■ **Challenge**: Read the material below and tally how many lines hold the word "data", giving the number and nothing else.

■ **Given records**:
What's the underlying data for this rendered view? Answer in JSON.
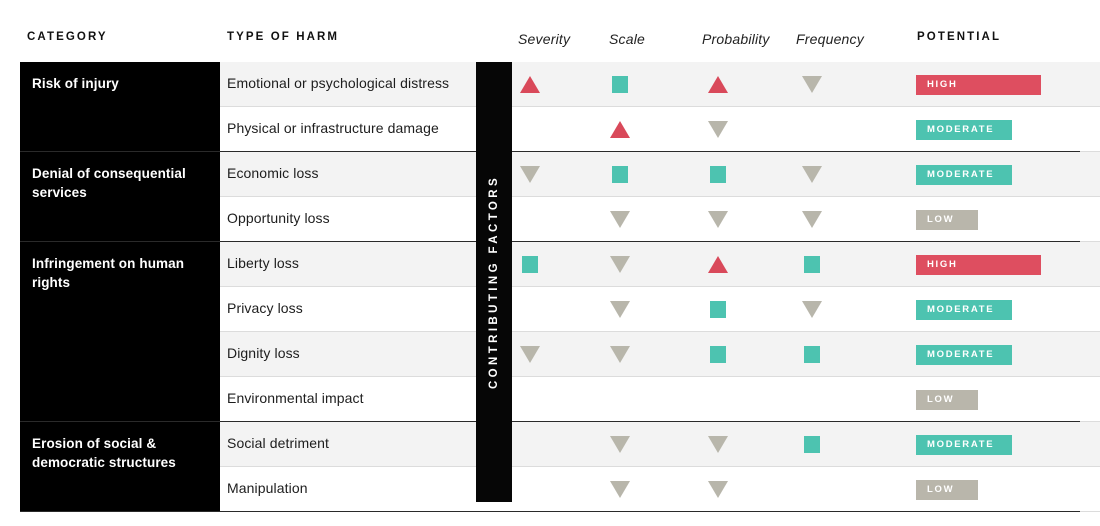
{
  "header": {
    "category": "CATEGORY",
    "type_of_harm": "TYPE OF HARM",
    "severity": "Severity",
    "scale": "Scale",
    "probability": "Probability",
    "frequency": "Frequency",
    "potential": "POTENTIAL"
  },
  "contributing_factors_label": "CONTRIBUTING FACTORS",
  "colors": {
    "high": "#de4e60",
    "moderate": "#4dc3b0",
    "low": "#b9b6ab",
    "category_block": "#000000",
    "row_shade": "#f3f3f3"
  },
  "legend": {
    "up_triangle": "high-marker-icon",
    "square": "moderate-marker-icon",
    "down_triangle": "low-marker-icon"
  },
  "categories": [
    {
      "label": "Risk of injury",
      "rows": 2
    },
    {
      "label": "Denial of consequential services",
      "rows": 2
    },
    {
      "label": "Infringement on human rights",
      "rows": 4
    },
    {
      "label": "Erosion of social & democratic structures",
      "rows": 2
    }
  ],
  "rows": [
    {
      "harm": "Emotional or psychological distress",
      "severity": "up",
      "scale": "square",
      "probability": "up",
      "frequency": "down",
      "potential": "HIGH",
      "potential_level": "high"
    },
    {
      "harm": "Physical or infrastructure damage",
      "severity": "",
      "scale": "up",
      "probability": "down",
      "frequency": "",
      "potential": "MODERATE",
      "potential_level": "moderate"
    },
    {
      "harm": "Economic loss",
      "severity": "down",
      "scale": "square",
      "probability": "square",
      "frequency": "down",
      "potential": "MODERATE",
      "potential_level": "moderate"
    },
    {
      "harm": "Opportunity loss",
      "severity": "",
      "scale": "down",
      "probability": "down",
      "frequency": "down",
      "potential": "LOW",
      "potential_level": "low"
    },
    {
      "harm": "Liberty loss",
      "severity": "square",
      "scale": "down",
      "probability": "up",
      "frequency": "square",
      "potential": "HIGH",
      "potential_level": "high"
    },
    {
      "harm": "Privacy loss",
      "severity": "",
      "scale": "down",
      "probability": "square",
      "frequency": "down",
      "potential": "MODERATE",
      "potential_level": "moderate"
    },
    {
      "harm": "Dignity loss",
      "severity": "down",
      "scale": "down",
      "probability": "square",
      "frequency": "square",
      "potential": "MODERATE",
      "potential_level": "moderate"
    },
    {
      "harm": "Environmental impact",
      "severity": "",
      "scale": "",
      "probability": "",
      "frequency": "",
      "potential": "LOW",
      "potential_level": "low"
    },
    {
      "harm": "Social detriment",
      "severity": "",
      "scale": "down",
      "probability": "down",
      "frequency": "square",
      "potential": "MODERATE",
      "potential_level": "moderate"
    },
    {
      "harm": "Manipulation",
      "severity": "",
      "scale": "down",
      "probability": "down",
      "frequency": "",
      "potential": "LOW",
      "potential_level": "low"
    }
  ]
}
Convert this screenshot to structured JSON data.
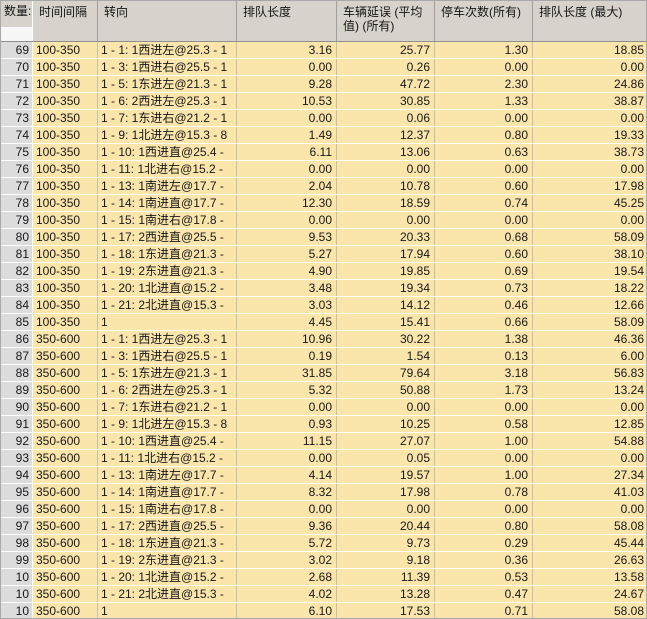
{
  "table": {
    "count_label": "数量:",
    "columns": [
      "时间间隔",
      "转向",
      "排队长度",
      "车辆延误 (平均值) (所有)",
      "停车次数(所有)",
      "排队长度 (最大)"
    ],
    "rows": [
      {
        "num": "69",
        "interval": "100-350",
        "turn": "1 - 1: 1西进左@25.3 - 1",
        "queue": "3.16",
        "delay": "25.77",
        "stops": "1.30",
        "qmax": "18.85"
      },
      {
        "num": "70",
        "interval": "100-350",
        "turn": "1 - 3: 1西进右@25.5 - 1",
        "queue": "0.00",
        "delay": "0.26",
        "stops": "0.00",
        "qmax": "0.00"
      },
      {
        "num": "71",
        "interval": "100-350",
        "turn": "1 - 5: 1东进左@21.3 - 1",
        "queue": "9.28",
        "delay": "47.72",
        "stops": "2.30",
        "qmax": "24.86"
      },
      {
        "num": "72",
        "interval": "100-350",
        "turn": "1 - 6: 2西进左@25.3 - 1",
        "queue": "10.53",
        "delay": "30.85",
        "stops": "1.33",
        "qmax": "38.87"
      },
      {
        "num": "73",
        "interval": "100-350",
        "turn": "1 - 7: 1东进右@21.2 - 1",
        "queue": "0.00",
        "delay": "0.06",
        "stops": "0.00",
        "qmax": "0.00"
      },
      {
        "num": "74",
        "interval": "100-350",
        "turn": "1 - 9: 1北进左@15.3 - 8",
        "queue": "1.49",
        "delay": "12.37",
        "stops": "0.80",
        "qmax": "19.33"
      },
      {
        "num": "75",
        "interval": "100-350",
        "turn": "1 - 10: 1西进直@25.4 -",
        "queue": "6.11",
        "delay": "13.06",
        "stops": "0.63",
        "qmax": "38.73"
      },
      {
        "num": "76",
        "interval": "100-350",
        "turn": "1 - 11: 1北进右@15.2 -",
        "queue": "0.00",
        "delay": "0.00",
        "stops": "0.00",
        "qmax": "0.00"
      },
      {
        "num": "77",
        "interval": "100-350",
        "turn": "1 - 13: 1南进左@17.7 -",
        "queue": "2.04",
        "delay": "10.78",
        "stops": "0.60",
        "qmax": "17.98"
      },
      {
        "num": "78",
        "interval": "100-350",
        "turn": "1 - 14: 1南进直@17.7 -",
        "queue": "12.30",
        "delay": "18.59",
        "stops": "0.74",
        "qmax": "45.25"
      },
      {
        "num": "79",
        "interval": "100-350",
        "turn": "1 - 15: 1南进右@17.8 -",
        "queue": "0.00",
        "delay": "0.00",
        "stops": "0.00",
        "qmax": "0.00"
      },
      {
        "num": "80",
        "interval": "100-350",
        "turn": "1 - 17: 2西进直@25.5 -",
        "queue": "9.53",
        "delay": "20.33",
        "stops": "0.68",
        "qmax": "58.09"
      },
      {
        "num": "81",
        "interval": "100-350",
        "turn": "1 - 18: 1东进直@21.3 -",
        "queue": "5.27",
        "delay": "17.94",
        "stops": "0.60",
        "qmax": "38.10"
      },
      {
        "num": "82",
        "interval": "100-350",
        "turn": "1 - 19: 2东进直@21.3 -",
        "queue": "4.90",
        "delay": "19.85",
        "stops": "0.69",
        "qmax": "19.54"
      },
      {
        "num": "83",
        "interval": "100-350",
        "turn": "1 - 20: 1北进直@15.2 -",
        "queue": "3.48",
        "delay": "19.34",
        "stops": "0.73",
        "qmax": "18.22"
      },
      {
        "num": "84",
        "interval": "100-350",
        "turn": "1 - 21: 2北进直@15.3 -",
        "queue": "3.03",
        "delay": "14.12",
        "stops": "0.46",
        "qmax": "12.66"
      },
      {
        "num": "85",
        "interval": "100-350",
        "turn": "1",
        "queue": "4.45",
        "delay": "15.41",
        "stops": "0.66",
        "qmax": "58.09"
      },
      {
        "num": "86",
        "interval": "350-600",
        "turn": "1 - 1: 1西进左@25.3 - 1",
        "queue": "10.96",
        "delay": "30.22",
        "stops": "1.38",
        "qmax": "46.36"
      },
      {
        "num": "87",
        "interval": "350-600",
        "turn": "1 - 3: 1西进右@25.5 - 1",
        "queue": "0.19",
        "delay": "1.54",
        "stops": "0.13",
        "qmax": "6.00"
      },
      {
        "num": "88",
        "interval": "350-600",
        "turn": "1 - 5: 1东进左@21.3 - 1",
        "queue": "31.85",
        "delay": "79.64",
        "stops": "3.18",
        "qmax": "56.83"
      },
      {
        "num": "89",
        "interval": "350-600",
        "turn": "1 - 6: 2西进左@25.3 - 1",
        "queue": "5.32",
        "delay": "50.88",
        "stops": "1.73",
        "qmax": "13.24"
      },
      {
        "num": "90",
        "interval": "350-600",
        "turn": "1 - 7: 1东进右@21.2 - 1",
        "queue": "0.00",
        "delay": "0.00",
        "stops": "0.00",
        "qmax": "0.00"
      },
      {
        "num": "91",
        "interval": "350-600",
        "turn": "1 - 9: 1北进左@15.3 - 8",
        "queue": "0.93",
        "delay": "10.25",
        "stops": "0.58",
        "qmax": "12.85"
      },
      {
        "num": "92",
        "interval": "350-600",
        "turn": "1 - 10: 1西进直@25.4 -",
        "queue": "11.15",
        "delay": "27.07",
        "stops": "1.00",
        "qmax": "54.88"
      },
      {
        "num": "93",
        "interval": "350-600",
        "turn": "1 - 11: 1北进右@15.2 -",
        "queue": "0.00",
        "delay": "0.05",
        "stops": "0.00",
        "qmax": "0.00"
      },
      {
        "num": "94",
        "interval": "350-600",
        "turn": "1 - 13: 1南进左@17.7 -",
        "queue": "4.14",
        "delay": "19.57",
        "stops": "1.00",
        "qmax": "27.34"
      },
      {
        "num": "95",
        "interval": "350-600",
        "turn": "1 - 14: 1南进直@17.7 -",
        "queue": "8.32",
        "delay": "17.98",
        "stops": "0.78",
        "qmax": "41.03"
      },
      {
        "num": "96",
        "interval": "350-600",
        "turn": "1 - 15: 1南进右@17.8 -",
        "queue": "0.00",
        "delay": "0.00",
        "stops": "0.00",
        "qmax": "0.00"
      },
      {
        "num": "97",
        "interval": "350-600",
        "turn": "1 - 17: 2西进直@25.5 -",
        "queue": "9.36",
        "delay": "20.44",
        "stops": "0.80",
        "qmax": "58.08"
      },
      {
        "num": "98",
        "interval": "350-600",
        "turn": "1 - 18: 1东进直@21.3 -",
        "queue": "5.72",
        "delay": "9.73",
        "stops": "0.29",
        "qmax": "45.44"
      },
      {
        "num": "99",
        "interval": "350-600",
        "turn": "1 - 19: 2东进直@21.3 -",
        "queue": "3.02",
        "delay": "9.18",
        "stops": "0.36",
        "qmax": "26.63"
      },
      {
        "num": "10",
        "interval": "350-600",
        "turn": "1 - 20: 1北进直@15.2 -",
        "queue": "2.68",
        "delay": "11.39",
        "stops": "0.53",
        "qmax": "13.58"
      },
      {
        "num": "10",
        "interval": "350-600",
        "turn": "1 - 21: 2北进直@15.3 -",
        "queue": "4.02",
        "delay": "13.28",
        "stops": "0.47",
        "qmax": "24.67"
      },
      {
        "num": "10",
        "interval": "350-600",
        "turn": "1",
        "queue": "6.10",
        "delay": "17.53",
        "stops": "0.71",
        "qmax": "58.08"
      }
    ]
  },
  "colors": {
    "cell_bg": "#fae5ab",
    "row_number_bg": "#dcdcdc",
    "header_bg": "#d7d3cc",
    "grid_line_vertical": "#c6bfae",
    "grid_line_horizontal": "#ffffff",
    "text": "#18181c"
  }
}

■ **Finished answer**: 2